PROVIDED INFORMATION:
★ ★ ★

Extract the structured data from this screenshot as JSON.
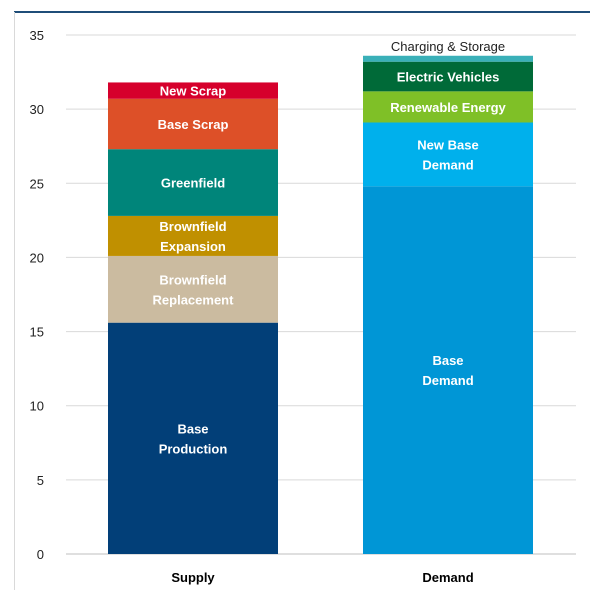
{
  "chart_data": {
    "type": "bar",
    "stacked": true,
    "categories": [
      "Supply",
      "Demand"
    ],
    "ylim": [
      0,
      35
    ],
    "yticks": [
      0,
      5,
      10,
      15,
      20,
      25,
      30,
      35
    ],
    "grid": true,
    "stacks": [
      {
        "category": "Supply",
        "segments": [
          {
            "label": [
              "Base",
              "Production"
            ],
            "value": 15.6,
            "color": "#023f78"
          },
          {
            "label": [
              "Brownfield",
              "Replacement"
            ],
            "value": 4.5,
            "color": "#cbbba0"
          },
          {
            "label": [
              "Brownfield",
              "Expansion"
            ],
            "value": 2.7,
            "color": "#c09000"
          },
          {
            "label": [
              "Greenfield"
            ],
            "value": 4.5,
            "color": "#00857a"
          },
          {
            "label": [
              "Base Scrap"
            ],
            "value": 3.4,
            "color": "#dd5028"
          },
          {
            "label": [
              "New Scrap"
            ],
            "value": 1.1,
            "color": "#d6002c"
          }
        ]
      },
      {
        "category": "Demand",
        "segments": [
          {
            "label": [
              "Base",
              "Demand"
            ],
            "value": 24.8,
            "color": "#0096d6"
          },
          {
            "label": [
              "New Base",
              "Demand"
            ],
            "value": 4.3,
            "color": "#00b0ec"
          },
          {
            "label": [
              "Renewable Energy"
            ],
            "value": 2.1,
            "color": "#7fc027"
          },
          {
            "label": [
              "Electric Vehicles"
            ],
            "value": 2.0,
            "color": "#006a38"
          },
          {
            "label": [
              "Charging & Storage"
            ],
            "value": 0.4,
            "color": "#3ab0b8",
            "label_outside": true
          }
        ]
      }
    ]
  }
}
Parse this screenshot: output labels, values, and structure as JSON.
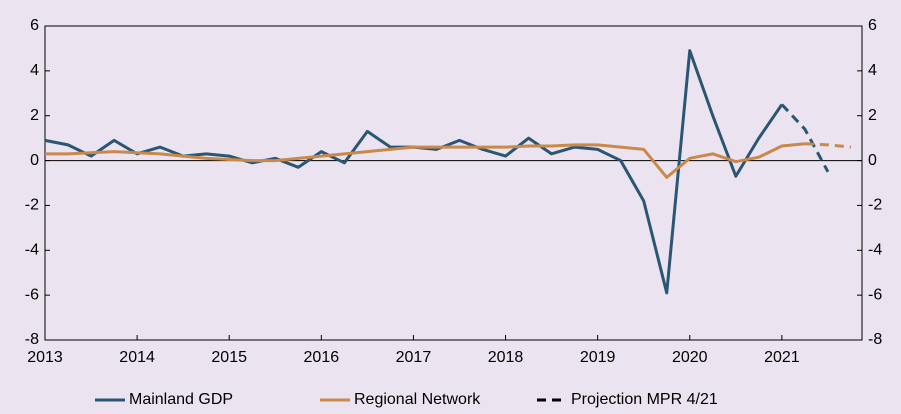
{
  "chart_data": {
    "type": "line",
    "x": [
      2013.0,
      2013.25,
      2013.5,
      2013.75,
      2014.0,
      2014.25,
      2014.5,
      2014.75,
      2015.0,
      2015.25,
      2015.5,
      2015.75,
      2016.0,
      2016.25,
      2016.5,
      2016.75,
      2017.0,
      2017.25,
      2017.5,
      2017.75,
      2018.0,
      2018.25,
      2018.5,
      2018.75,
      2019.0,
      2019.25,
      2019.5,
      2019.75,
      2020.0,
      2020.25,
      2020.5,
      2020.75,
      2021.0,
      2021.25,
      2021.5,
      2021.75
    ],
    "series": [
      {
        "name": "Mainland GDP",
        "color": "#2b5673",
        "values": [
          0.9,
          0.7,
          0.2,
          0.9,
          0.3,
          0.6,
          0.2,
          0.3,
          0.2,
          -0.1,
          0.1,
          -0.3,
          0.4,
          -0.1,
          1.3,
          0.6,
          0.6,
          0.5,
          0.9,
          0.5,
          0.2,
          1.0,
          0.3,
          0.6,
          0.5,
          0.0,
          -1.8,
          -5.9,
          4.9,
          2.0,
          -0.7,
          1.0,
          2.5,
          null,
          null,
          null
        ],
        "projection": [
          null,
          null,
          null,
          null,
          null,
          null,
          null,
          null,
          null,
          null,
          null,
          null,
          null,
          null,
          null,
          null,
          null,
          null,
          null,
          null,
          null,
          null,
          null,
          null,
          null,
          null,
          null,
          null,
          null,
          null,
          null,
          null,
          2.5,
          1.4,
          -0.5,
          null
        ]
      },
      {
        "name": "Regional Network",
        "color": "#c8894a",
        "values": [
          0.3,
          0.3,
          0.35,
          0.4,
          0.35,
          0.3,
          0.2,
          0.1,
          0.05,
          0.0,
          0.0,
          0.1,
          0.2,
          0.3,
          0.4,
          0.5,
          0.6,
          0.6,
          0.6,
          0.6,
          0.6,
          0.65,
          0.65,
          0.7,
          0.7,
          0.6,
          0.5,
          -0.75,
          0.1,
          0.3,
          -0.05,
          0.15,
          0.65,
          0.75,
          null,
          null
        ],
        "projection": [
          null,
          null,
          null,
          null,
          null,
          null,
          null,
          null,
          null,
          null,
          null,
          null,
          null,
          null,
          null,
          null,
          null,
          null,
          null,
          null,
          null,
          null,
          null,
          null,
          null,
          null,
          null,
          null,
          null,
          null,
          null,
          null,
          null,
          0.75,
          0.7,
          0.6
        ]
      }
    ],
    "projection_legend": {
      "name": "Projection MPR 4/21",
      "color": "#000000"
    },
    "xlim": [
      2013,
      2021.87
    ],
    "xticks": [
      2013,
      2014,
      2015,
      2016,
      2017,
      2018,
      2019,
      2020,
      2021
    ],
    "ylim": [
      -8,
      6
    ],
    "yticks": [
      -8,
      -6,
      -4,
      -2,
      0,
      2,
      4,
      6
    ],
    "y2lim": [
      -8,
      6
    ],
    "y2ticks": [
      -8,
      -6,
      -4,
      -2,
      0,
      2,
      4,
      6
    ]
  }
}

★ ★ ★

PROBLEM DETAILS: Leave out all images, then reproduce the entries above exactly.

RESPONSE TO THE EXERCISE:
Extract the structured data from this screenshot as JSON.
{
  "chart_data": {
    "type": "bar",
    "stacked": true,
    "categories": [
      "Supply",
      "Demand"
    ],
    "ylim": [
      0,
      35
    ],
    "yticks": [
      0,
      5,
      10,
      15,
      20,
      25,
      30,
      35
    ],
    "grid": true,
    "stacks": [
      {
        "category": "Supply",
        "segments": [
          {
            "label": [
              "Base",
              "Production"
            ],
            "value": 15.6,
            "color": "#023f78"
          },
          {
            "label": [
              "Brownfield",
              "Replacement"
            ],
            "value": 4.5,
            "color": "#cbbba0"
          },
          {
            "label": [
              "Brownfield",
              "Expansion"
            ],
            "value": 2.7,
            "color": "#c09000"
          },
          {
            "label": [
              "Greenfield"
            ],
            "value": 4.5,
            "color": "#00857a"
          },
          {
            "label": [
              "Base Scrap"
            ],
            "value": 3.4,
            "color": "#dd5028"
          },
          {
            "label": [
              "New Scrap"
            ],
            "value": 1.1,
            "color": "#d6002c"
          }
        ]
      },
      {
        "category": "Demand",
        "segments": [
          {
            "label": [
              "Base",
              "Demand"
            ],
            "value": 24.8,
            "color": "#0096d6"
          },
          {
            "label": [
              "New Base",
              "Demand"
            ],
            "value": 4.3,
            "color": "#00b0ec"
          },
          {
            "label": [
              "Renewable Energy"
            ],
            "value": 2.1,
            "color": "#7fc027"
          },
          {
            "label": [
              "Electric Vehicles"
            ],
            "value": 2.0,
            "color": "#006a38"
          },
          {
            "label": [
              "Charging & Storage"
            ],
            "value": 0.4,
            "color": "#3ab0b8",
            "label_outside": true
          }
        ]
      }
    ]
  }
}
Parse this screenshot: output labels, values, and structure as JSON.
{
  "chart_data": {
    "type": "line",
    "x": [
      2013.0,
      2013.25,
      2013.5,
      2013.75,
      2014.0,
      2014.25,
      2014.5,
      2014.75,
      2015.0,
      2015.25,
      2015.5,
      2015.75,
      2016.0,
      2016.25,
      2016.5,
      2016.75,
      2017.0,
      2017.25,
      2017.5,
      2017.75,
      2018.0,
      2018.25,
      2018.5,
      2018.75,
      2019.0,
      2019.25,
      2019.5,
      2019.75,
      2020.0,
      2020.25,
      2020.5,
      2020.75,
      2021.0,
      2021.25,
      2021.5,
      2021.75
    ],
    "series": [
      {
        "name": "Mainland GDP",
        "color": "#2b5673",
        "values": [
          0.9,
          0.7,
          0.2,
          0.9,
          0.3,
          0.6,
          0.2,
          0.3,
          0.2,
          -0.1,
          0.1,
          -0.3,
          0.4,
          -0.1,
          1.3,
          0.6,
          0.6,
          0.5,
          0.9,
          0.5,
          0.2,
          1.0,
          0.3,
          0.6,
          0.5,
          0.0,
          -1.8,
          -5.9,
          4.9,
          2.0,
          -0.7,
          1.0,
          2.5,
          null,
          null,
          null
        ],
        "projection": [
          null,
          null,
          null,
          null,
          null,
          null,
          null,
          null,
          null,
          null,
          null,
          null,
          null,
          null,
          null,
          null,
          null,
          null,
          null,
          null,
          null,
          null,
          null,
          null,
          null,
          null,
          null,
          null,
          null,
          null,
          null,
          null,
          2.5,
          1.4,
          -0.5,
          null
        ]
      },
      {
        "name": "Regional Network",
        "color": "#c8894a",
        "values": [
          0.3,
          0.3,
          0.35,
          0.4,
          0.35,
          0.3,
          0.2,
          0.1,
          0.05,
          0.0,
          0.0,
          0.1,
          0.2,
          0.3,
          0.4,
          0.5,
          0.6,
          0.6,
          0.6,
          0.6,
          0.6,
          0.65,
          0.65,
          0.7,
          0.7,
          0.6,
          0.5,
          -0.75,
          0.1,
          0.3,
          -0.05,
          0.15,
          0.65,
          0.75,
          null,
          null
        ],
        "projection": [
          null,
          null,
          null,
          null,
          null,
          null,
          null,
          null,
          null,
          null,
          null,
          null,
          null,
          null,
          null,
          null,
          null,
          null,
          null,
          null,
          null,
          null,
          null,
          null,
          null,
          null,
          null,
          null,
          null,
          null,
          null,
          null,
          null,
          0.75,
          0.7,
          0.6
        ]
      }
    ],
    "projection_legend": {
      "name": "Projection MPR 4/21",
      "color": "#000000"
    },
    "xlim": [
      2013,
      2021.87
    ],
    "xticks": [
      2013,
      2014,
      2015,
      2016,
      2017,
      2018,
      2019,
      2020,
      2021
    ],
    "ylim": [
      -8,
      6
    ],
    "yticks": [
      -8,
      -6,
      -4,
      -2,
      0,
      2,
      4,
      6
    ],
    "y2lim": [
      -8,
      6
    ],
    "y2ticks": [
      -8,
      -6,
      -4,
      -2,
      0,
      2,
      4,
      6
    ]
  }
}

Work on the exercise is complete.